**WRITTEN REQUEST:** Gather every line of the entries that includes the word "Level".

**EXTRACTED MATERIAL:**
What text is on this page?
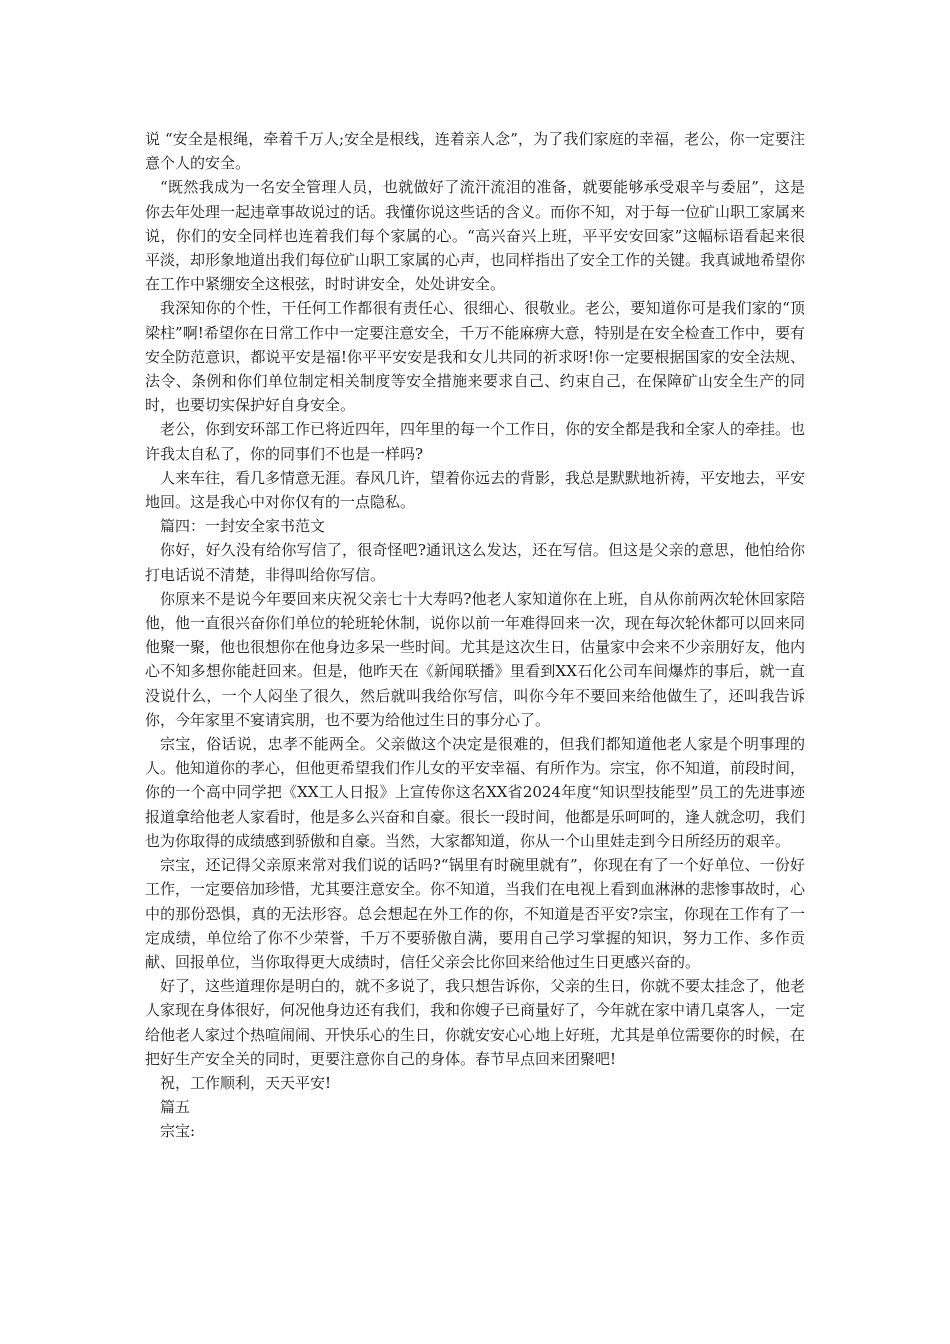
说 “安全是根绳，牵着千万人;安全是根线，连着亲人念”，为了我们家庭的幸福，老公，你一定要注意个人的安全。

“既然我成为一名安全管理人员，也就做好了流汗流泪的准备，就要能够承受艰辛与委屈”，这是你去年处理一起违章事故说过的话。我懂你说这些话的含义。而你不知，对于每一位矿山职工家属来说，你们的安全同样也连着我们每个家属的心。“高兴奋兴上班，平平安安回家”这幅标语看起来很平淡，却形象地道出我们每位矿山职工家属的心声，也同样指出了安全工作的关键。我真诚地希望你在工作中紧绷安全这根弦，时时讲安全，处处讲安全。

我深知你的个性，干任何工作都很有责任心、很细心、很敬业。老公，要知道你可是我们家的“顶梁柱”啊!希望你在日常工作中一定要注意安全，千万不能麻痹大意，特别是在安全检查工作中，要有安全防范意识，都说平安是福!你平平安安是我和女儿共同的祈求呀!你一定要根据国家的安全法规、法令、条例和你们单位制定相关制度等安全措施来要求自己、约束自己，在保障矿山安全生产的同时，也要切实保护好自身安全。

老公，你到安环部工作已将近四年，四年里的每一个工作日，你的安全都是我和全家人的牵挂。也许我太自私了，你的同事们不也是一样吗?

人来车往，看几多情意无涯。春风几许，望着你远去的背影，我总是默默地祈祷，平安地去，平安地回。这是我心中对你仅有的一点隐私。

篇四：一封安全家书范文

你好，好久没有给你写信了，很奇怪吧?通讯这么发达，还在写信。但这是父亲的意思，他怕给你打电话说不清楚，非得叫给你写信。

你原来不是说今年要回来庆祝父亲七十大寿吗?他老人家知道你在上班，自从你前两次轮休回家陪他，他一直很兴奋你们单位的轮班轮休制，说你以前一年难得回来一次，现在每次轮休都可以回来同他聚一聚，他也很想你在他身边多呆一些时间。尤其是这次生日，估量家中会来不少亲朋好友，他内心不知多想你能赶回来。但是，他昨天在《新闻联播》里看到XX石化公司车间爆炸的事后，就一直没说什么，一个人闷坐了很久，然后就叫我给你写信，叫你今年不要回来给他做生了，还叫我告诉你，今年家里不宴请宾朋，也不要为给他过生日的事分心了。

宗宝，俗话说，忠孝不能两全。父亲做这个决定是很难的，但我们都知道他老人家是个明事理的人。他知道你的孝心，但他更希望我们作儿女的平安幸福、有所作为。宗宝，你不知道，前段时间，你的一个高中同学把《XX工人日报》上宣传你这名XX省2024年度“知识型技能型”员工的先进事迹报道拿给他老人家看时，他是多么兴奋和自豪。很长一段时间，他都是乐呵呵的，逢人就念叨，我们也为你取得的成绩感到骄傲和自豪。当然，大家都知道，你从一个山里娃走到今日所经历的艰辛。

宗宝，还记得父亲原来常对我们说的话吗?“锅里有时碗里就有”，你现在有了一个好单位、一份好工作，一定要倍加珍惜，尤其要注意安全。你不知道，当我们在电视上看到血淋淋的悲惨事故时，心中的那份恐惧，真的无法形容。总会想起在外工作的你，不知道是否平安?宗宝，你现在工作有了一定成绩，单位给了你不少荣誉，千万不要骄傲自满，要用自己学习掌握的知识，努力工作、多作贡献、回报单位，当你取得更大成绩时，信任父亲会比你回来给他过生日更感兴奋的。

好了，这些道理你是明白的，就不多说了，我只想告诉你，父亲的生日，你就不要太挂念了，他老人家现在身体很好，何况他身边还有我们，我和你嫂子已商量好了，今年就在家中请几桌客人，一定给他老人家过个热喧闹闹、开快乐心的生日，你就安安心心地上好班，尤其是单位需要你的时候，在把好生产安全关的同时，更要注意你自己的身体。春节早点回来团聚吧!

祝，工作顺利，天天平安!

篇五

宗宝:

==

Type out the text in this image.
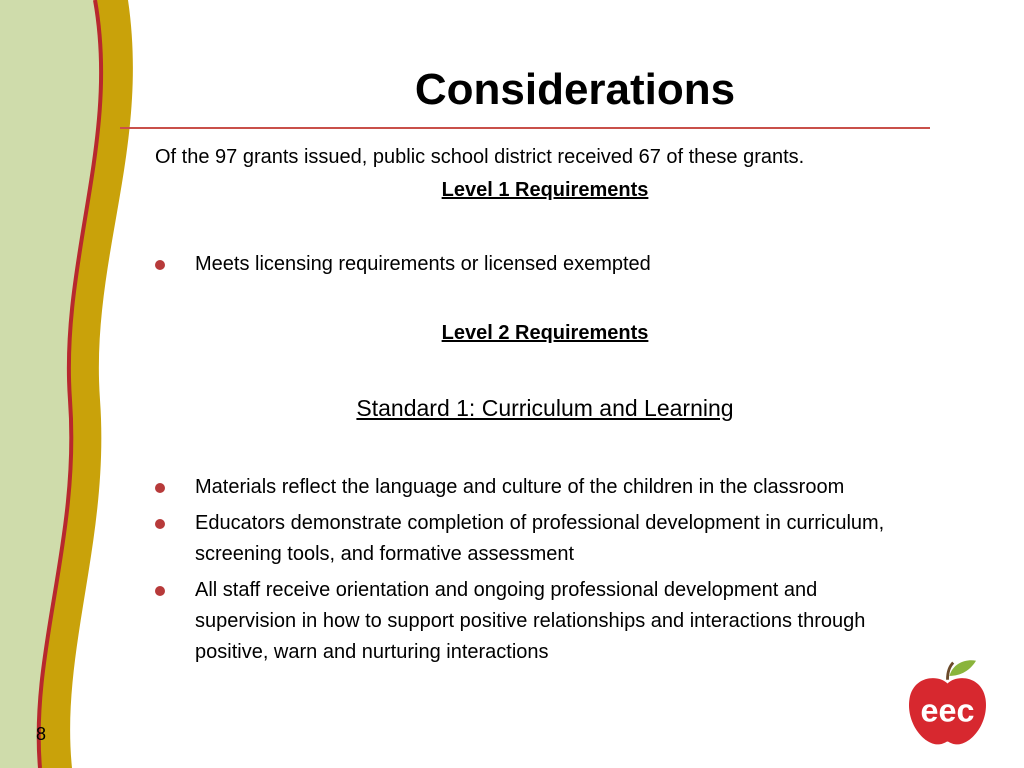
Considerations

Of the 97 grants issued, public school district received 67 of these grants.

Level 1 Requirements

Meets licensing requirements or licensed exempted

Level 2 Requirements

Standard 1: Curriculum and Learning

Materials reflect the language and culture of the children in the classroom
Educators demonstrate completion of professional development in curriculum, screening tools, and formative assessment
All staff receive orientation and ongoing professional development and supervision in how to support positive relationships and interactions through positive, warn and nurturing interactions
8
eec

--

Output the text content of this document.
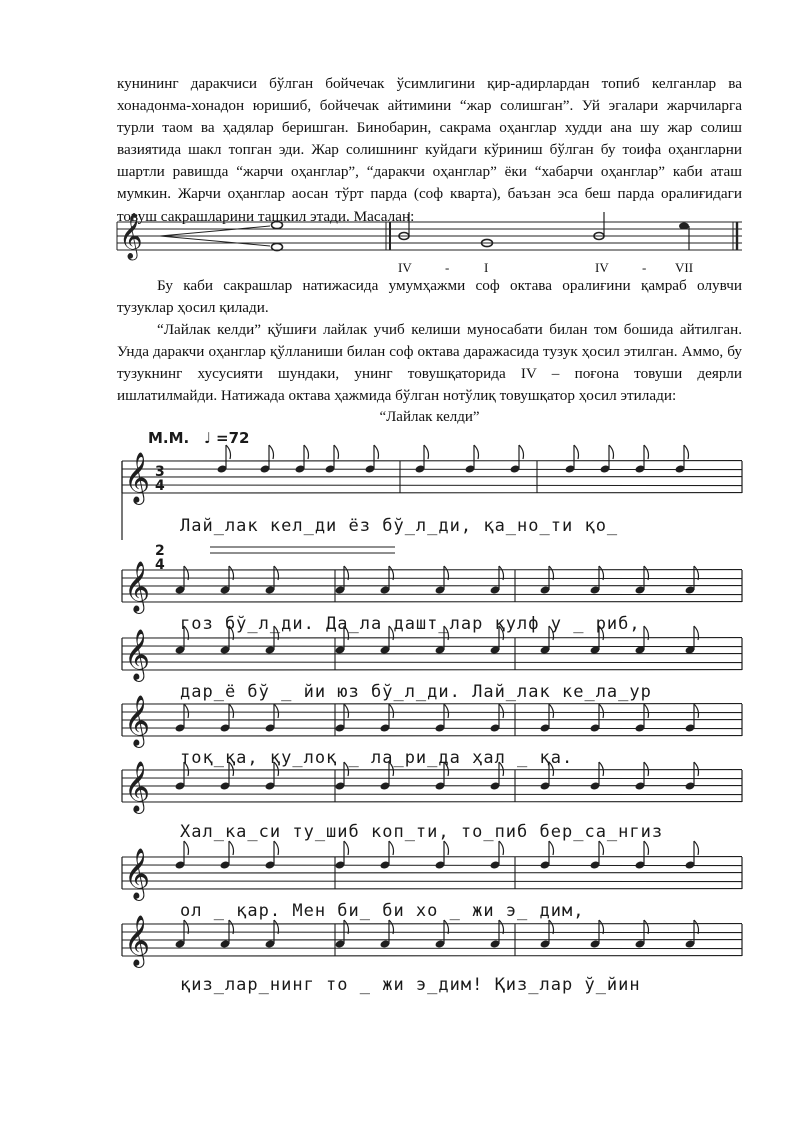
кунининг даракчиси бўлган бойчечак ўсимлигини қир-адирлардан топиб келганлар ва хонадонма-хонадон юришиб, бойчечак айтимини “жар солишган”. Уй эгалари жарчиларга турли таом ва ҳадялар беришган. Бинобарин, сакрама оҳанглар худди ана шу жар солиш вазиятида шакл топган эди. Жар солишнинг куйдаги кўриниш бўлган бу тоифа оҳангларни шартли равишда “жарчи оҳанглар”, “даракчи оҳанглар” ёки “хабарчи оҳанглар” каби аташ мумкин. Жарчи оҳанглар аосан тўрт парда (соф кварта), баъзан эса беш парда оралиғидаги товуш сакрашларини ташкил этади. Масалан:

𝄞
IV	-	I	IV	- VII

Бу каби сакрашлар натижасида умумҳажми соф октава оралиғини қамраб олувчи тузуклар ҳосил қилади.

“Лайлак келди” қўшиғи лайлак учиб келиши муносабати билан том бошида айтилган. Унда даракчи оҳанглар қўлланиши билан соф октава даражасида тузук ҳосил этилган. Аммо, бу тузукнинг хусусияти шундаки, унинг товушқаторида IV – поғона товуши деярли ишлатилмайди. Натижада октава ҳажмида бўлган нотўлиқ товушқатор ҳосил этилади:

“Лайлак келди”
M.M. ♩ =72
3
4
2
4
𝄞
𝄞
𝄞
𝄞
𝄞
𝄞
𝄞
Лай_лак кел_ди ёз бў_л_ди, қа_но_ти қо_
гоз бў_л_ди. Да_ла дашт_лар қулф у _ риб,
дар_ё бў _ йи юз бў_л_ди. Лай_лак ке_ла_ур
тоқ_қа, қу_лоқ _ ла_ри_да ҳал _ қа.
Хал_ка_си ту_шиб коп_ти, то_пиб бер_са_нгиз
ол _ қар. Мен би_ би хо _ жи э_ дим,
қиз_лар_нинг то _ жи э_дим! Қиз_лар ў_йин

**EXPECTED OUTPUT:**
Level 1 Requirements
Level 2 Requirements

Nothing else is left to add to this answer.